Tozpembe Hayatlar

Mustafa Gerdan
Türkçe Yayın
Published in
3 min readSep 17, 2013

--

Hep bir yerlere varmak üzerine programlanmıştı hayatımız. Önce ilkokul, sonra ortaokul ve ardından lise… Derken iyi bir üniversite sonrasında iyi bir iş ve iyi bir eş… Keşke burada sonlansaydı “Varış Süreci”; mamafih sonlanmıyordu. Bu koşuşturma içinde söz, nişan, evlilik, oturma grubu, yemek odası, gelinlik, dış çekim, iç çekim, takılar ve ev… En güzel semtlerden birinde ve meydana yakın bir cadde üstü evimiz olmasını istedik. Kulak zarımızın dibinden ses eksik olmasın; arabalar, otobüsler ve çocuklar geçsin istedik. Bu gürültü konvoyu bize anlaşılmaz bir güven duygusu veriyor. Nedense en çok sessizlikten ve göz göze değmekten korkuyoruz. Bir insanla yan yana ve uzun uzun susabilmemiz için ya kulaklık şartı ya da dost olma şartı arıyoruz. Yoksa rahatsızlık veriyor bize bütün karşılıklı iç konuşmalarımız.

Ham öğeler:
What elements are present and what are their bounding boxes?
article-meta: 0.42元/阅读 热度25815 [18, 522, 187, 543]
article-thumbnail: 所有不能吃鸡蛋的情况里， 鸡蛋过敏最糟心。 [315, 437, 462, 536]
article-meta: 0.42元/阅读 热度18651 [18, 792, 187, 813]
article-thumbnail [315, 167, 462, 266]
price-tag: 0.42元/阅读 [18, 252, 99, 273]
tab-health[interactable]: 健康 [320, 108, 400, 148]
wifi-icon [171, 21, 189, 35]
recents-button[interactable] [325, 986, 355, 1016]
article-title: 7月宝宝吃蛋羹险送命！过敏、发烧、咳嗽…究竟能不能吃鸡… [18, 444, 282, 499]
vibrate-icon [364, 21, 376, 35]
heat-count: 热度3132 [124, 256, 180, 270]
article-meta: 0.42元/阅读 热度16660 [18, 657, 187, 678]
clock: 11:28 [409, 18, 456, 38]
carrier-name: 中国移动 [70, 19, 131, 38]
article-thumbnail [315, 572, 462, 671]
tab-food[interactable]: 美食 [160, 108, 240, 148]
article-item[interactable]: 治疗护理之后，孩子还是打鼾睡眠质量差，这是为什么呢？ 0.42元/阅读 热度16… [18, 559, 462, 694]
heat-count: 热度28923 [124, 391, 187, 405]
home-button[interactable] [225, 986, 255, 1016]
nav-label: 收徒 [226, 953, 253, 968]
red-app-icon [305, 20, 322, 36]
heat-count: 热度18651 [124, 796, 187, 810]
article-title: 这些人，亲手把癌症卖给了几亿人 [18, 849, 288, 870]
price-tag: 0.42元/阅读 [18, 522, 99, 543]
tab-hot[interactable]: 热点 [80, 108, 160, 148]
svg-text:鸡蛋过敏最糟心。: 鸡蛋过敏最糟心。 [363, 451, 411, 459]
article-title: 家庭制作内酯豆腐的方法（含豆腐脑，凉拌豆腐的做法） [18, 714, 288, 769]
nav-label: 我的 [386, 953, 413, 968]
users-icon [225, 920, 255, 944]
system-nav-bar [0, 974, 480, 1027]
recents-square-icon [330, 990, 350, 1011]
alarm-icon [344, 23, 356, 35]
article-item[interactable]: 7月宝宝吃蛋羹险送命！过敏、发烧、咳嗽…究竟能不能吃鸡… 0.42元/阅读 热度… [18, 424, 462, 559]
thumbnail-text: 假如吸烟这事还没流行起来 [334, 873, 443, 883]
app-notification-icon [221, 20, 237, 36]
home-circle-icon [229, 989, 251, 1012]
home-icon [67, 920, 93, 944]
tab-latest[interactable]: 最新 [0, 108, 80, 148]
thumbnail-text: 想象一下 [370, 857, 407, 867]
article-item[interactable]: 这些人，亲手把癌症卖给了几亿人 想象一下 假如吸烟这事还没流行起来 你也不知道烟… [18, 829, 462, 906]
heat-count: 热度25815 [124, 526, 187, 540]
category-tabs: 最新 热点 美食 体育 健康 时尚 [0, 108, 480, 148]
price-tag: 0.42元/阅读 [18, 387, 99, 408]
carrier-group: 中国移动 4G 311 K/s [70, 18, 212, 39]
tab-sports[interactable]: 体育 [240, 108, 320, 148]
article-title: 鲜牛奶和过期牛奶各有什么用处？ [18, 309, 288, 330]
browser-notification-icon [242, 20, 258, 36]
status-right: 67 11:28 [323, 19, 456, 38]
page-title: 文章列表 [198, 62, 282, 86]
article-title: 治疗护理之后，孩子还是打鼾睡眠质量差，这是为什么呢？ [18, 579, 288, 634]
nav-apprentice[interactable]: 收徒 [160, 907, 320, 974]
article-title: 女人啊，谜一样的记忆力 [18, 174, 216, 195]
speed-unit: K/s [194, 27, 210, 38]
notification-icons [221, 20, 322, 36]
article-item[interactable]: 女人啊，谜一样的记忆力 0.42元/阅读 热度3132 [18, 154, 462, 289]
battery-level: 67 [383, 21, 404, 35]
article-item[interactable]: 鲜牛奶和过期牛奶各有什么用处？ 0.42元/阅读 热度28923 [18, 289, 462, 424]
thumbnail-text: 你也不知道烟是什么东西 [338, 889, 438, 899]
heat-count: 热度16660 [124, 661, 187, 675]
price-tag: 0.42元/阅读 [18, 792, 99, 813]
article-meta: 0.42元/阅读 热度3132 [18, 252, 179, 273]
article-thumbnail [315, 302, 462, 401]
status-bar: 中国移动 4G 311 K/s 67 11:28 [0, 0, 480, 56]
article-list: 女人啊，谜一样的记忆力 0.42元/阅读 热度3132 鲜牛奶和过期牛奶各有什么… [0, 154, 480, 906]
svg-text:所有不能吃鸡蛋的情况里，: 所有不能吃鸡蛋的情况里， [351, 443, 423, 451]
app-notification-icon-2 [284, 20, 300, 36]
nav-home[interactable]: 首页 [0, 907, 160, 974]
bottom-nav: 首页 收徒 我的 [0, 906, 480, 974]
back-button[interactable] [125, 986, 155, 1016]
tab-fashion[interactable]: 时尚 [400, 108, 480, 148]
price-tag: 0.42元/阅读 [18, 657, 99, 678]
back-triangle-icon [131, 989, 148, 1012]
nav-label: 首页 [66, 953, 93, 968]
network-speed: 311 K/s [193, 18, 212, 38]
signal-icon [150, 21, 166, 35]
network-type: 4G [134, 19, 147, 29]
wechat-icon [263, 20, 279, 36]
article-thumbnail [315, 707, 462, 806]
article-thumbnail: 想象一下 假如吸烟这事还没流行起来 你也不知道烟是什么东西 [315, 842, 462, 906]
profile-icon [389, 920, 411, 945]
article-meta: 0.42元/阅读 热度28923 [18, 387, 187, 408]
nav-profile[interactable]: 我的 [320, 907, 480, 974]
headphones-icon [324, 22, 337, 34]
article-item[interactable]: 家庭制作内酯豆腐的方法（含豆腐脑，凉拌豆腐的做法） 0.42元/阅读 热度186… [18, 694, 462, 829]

Aşağıdakileri tamamlayın:
(a) Yazıda "Tozpembe Hayatlar" ile "karşılıklı iç konuşmalarımız." arasında kalan bölümü, bu iki ifade de dahil olmak üzere, hiç değiştirmeden yeniden yazar mısınız?
(b) Yazıya göre şu soruları yanıtlayın:
(i) İlkokuldan sonra sırasıyla hangi iki okul sayılıyor?
(ii) Evin nerede olması istenmiş?
(iii) En çok nelerden korkulduğu söyleniyor?
Öğelerin yazıyla hiçbir ilgisi yoktur.

Çözüm listesi:
(a)
Tozpembe Hayatlar

Mustafa Gerdan
Türkçe Yayın
Published in
3 min readSep 17, 2013

--

Hep bir yerlere varmak üzerine programlanmıştı hayatımız. Önce ilkokul, sonra ortaokul ve ardından lise… Derken iyi bir üniversite sonrasında iyi bir iş ve iyi bir eş… Keşke burada sonlansaydı “Varış Süreci”; mamafih sonlanmıyordu. Bu koşuşturma içinde söz, nişan, evlilik, oturma grubu, yemek odası, gelinlik, dış çekim, iç çekim, takılar ve ev… En güzel semtlerden birinde ve meydana yakın bir cadde üstü evimiz olmasını istedik. Kulak zarımızın dibinden ses eksik olmasın; arabalar, otobüsler ve çocuklar geçsin istedik. Bu gürültü konvoyu bize anlaşılmaz bir güven duygusu veriyor. Nedense en çok sessizlikten ve göz göze değmekten korkuyoruz. Bir insanla yan yana ve uzun uzun susabilmemiz için ya kulaklık şartı ya da dost olma şartı arıyoruz. Yoksa rahatsızlık veriyor bize bütün karşılıklı iç konuşmalarımız.

(b)
(i) Ortaokul ve lise.
(ii) En güzel semtlerden birinde, meydana yakın bir cadde üstünde.
(iii) Sessizlikten ve göz göze değmekten.